DIRECTIONS: Pick out and copy every line below that has the word "name".

────────────────

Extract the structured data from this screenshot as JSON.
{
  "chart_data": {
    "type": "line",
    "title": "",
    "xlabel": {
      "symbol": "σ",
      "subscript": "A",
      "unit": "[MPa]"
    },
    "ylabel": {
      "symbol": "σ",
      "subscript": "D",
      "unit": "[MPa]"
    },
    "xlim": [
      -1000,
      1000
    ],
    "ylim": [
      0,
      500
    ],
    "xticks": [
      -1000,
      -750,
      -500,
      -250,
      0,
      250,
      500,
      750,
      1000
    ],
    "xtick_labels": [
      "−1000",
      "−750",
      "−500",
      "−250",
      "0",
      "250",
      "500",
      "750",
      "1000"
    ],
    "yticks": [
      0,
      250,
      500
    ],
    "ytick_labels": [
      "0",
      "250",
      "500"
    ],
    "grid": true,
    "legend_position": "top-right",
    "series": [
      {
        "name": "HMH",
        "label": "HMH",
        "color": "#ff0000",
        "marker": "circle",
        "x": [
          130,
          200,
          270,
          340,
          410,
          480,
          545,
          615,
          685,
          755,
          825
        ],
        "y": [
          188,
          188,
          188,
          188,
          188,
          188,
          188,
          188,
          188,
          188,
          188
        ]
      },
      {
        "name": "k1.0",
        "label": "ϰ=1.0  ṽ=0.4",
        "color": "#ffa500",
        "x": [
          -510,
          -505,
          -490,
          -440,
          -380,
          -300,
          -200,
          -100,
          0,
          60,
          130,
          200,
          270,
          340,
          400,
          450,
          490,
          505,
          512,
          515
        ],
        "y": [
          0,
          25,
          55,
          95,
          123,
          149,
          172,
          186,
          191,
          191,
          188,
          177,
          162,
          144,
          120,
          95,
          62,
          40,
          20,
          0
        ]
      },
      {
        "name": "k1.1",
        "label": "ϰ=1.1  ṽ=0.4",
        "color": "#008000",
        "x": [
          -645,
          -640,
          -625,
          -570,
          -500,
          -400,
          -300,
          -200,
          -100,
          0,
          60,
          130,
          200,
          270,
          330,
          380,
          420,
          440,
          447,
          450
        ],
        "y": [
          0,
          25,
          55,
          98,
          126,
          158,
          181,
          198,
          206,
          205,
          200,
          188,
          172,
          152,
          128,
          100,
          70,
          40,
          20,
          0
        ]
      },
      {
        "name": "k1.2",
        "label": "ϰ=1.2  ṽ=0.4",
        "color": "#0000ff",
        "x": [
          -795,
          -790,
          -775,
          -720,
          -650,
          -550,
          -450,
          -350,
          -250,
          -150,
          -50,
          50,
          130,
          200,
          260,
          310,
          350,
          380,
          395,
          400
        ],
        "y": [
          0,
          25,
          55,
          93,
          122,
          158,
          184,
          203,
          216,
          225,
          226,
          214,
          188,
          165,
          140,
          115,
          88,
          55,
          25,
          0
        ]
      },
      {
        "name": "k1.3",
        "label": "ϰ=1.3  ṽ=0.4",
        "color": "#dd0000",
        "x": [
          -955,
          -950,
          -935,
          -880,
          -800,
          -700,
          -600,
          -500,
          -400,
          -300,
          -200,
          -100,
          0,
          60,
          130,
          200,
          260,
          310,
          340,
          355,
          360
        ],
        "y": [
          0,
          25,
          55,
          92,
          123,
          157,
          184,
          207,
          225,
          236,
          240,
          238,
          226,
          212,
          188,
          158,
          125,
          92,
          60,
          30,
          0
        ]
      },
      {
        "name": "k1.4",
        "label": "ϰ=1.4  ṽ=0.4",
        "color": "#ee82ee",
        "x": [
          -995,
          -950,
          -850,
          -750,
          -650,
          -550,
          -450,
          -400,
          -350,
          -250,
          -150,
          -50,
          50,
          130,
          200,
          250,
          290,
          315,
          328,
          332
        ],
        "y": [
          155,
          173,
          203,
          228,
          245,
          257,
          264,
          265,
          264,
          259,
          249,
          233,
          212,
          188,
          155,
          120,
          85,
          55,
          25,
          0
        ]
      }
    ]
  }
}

────────────────

EXERCISE SOLUTION:
        "name": "HMH",
        "name": "k1.0",
        "name": "k1.1",
        "name": "k1.2",
        "name": "k1.3",
        "name": "k1.4",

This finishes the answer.